▶ _GIVEN INSTRUCTION_:
Each line from the one that holds "Transcribe this image's" to the end of the records is to be retyped exactly. Pictures are not part of the copy.

(Dataset records)
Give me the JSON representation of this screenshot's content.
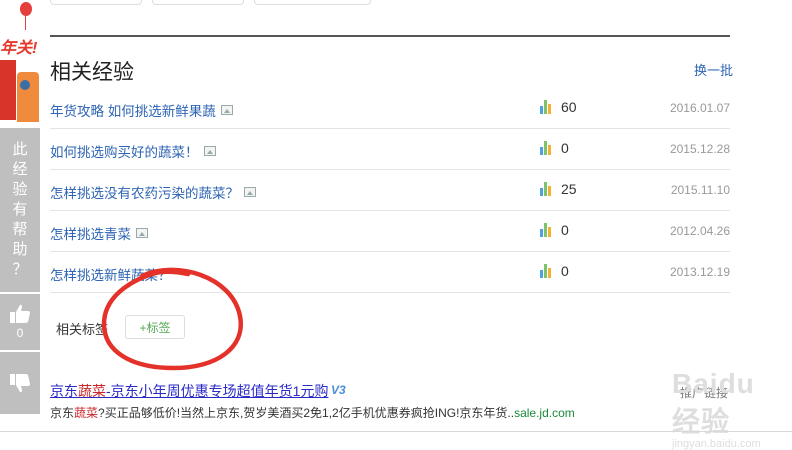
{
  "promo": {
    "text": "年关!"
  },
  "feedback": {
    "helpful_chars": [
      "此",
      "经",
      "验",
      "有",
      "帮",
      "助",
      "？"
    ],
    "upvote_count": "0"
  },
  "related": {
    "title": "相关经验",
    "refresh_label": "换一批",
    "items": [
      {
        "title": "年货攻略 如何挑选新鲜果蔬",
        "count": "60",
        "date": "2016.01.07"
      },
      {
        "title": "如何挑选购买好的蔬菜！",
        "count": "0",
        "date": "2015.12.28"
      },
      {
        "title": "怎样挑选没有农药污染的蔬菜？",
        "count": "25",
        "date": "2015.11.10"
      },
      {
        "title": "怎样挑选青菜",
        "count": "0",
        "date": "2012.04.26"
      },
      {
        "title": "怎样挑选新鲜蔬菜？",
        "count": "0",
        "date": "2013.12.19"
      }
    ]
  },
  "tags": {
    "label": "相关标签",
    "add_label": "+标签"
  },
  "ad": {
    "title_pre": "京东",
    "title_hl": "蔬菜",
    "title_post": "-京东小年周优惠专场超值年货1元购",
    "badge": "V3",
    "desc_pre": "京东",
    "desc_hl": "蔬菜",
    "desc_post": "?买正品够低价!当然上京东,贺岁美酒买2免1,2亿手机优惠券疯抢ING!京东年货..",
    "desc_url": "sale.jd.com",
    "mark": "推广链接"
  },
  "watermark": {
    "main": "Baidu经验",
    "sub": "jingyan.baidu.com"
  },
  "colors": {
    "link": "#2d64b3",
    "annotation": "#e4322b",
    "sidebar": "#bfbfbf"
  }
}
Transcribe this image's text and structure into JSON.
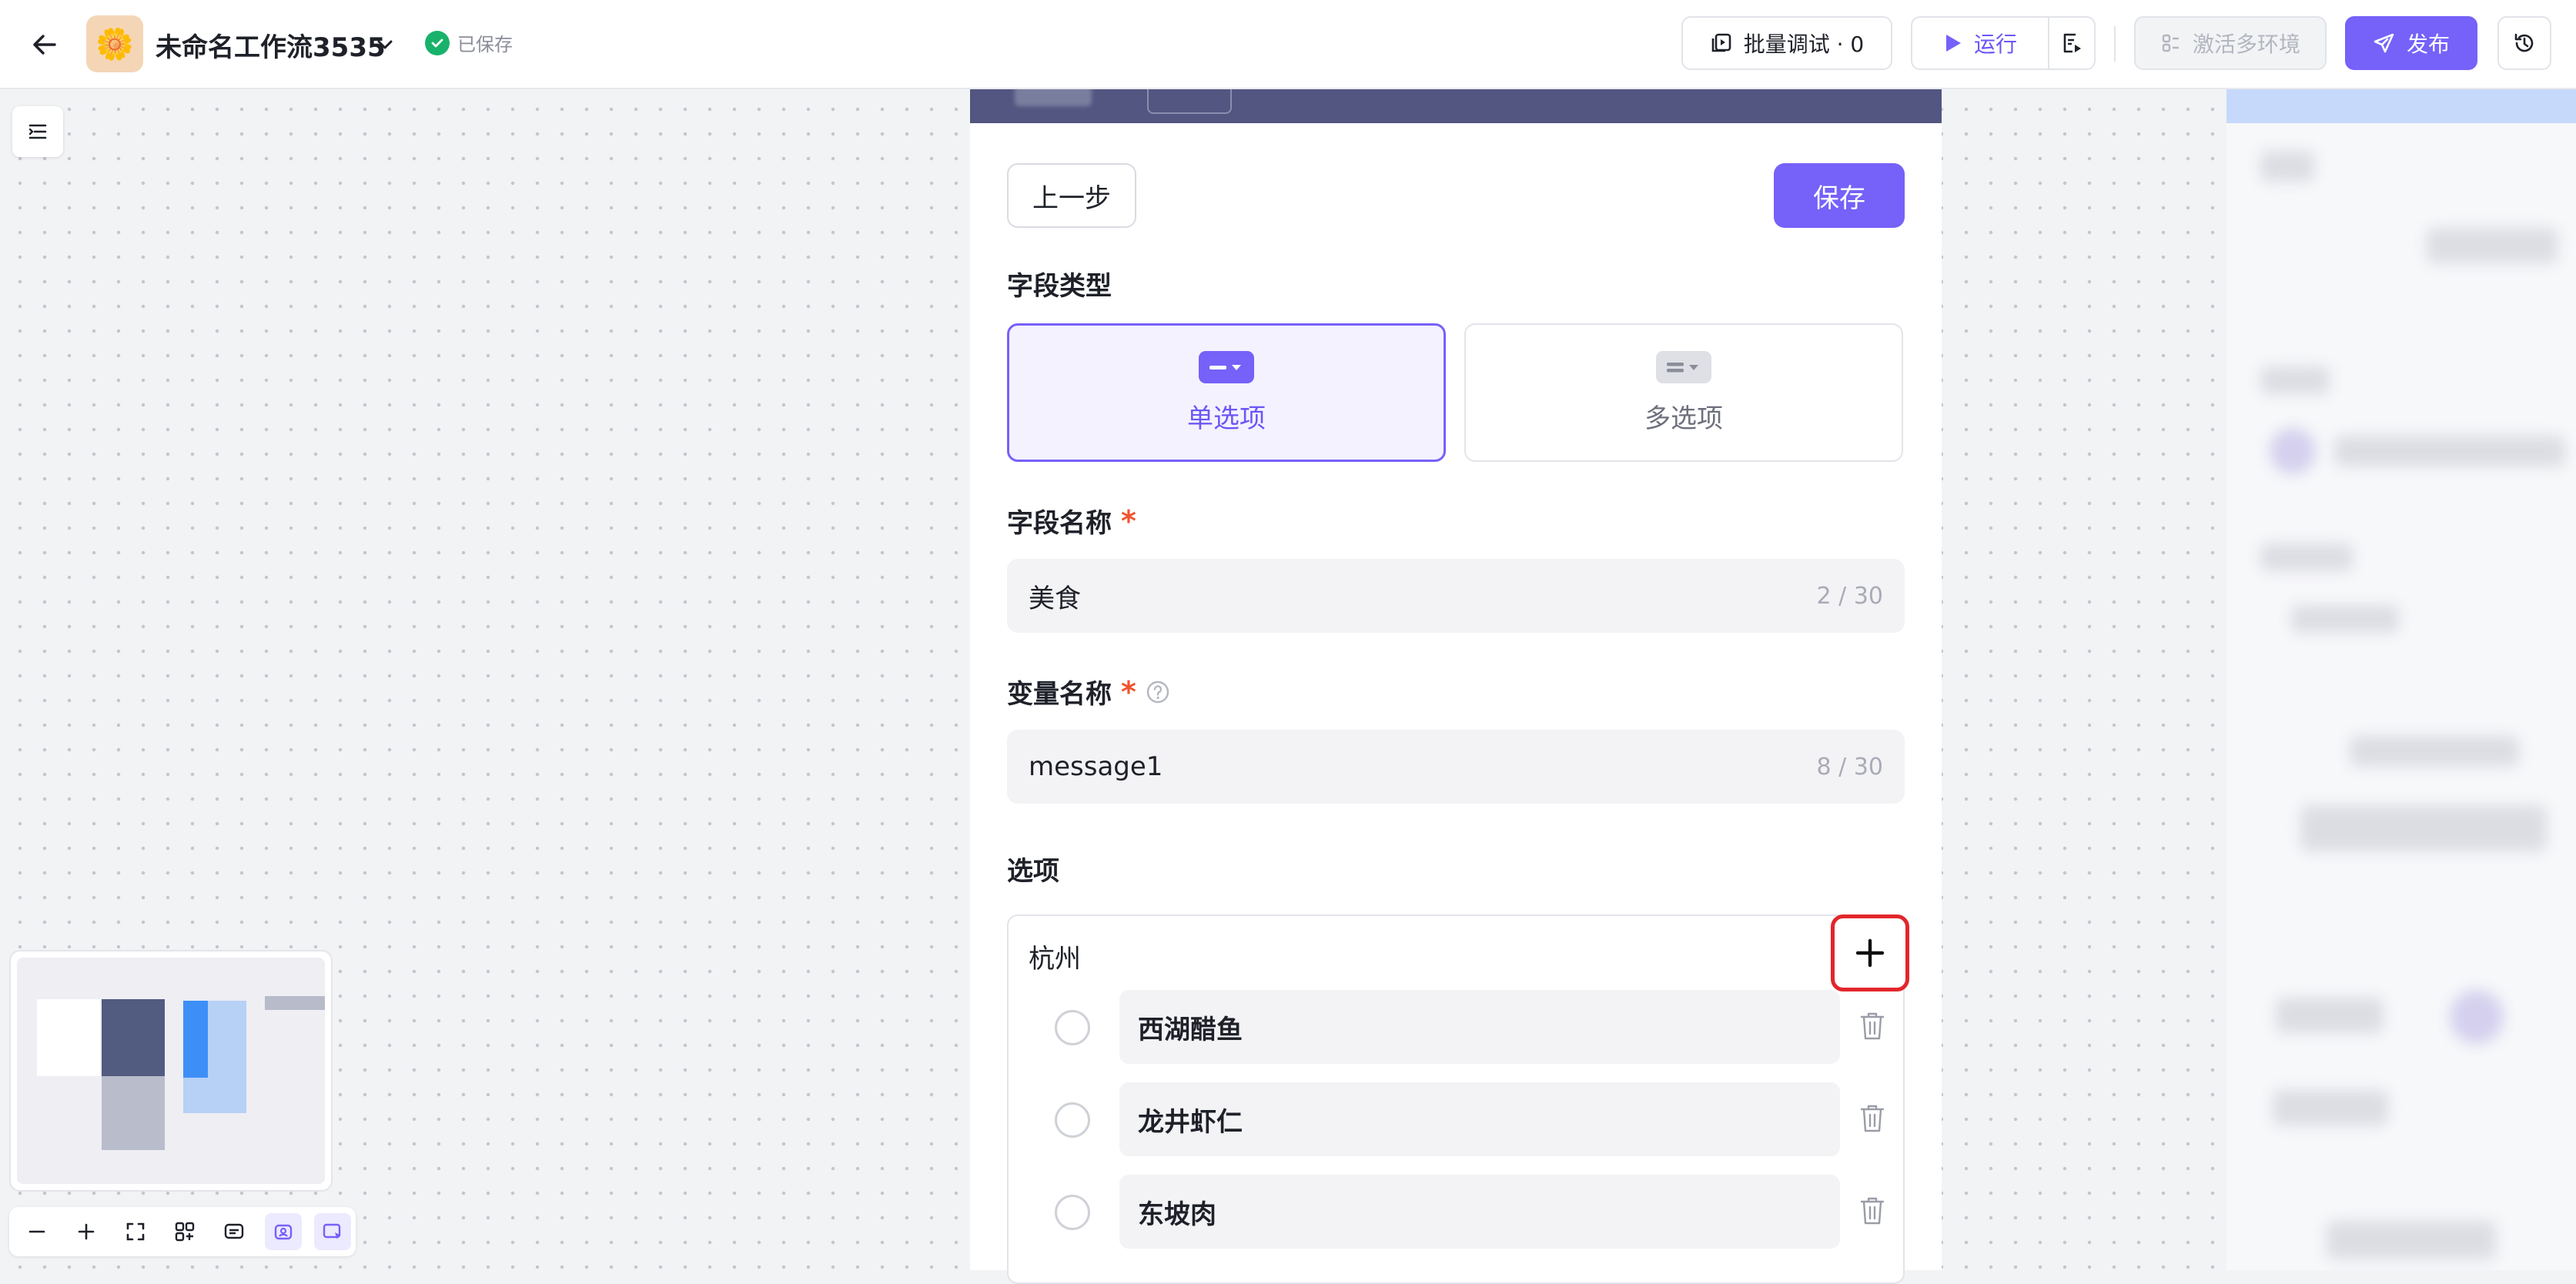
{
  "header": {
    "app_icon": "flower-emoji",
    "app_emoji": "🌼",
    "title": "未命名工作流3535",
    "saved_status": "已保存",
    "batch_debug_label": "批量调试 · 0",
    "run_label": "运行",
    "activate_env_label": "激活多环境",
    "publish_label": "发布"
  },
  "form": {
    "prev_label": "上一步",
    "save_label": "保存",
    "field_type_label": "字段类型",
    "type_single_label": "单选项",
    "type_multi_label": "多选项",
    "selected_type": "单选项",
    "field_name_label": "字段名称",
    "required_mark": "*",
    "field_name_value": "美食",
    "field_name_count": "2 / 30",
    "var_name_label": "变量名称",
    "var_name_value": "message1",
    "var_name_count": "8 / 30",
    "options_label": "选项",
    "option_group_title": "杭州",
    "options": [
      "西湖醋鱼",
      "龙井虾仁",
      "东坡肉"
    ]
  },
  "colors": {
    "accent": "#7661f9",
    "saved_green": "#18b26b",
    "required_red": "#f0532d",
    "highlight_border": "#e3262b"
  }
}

▶ _REPLY_:
Transcribe this image's text and structure into JSON.
{
  "header": {
    "app_icon": "flower-emoji",
    "app_emoji": "🌼",
    "title": "未命名工作流3535",
    "saved_status": "已保存",
    "batch_debug_label": "批量调试 · 0",
    "run_label": "运行",
    "activate_env_label": "激活多环境",
    "publish_label": "发布"
  },
  "form": {
    "prev_label": "上一步",
    "save_label": "保存",
    "field_type_label": "字段类型",
    "type_single_label": "单选项",
    "type_multi_label": "多选项",
    "selected_type": "单选项",
    "field_name_label": "字段名称",
    "required_mark": "*",
    "field_name_value": "美食",
    "field_name_count": "2 / 30",
    "var_name_label": "变量名称",
    "var_name_value": "message1",
    "var_name_count": "8 / 30",
    "options_label": "选项",
    "option_group_title": "杭州",
    "options": [
      "西湖醋鱼",
      "龙井虾仁",
      "东坡肉"
    ]
  },
  "colors": {
    "accent": "#7661f9",
    "saved_green": "#18b26b",
    "required_red": "#f0532d",
    "highlight_border": "#e3262b"
  }
}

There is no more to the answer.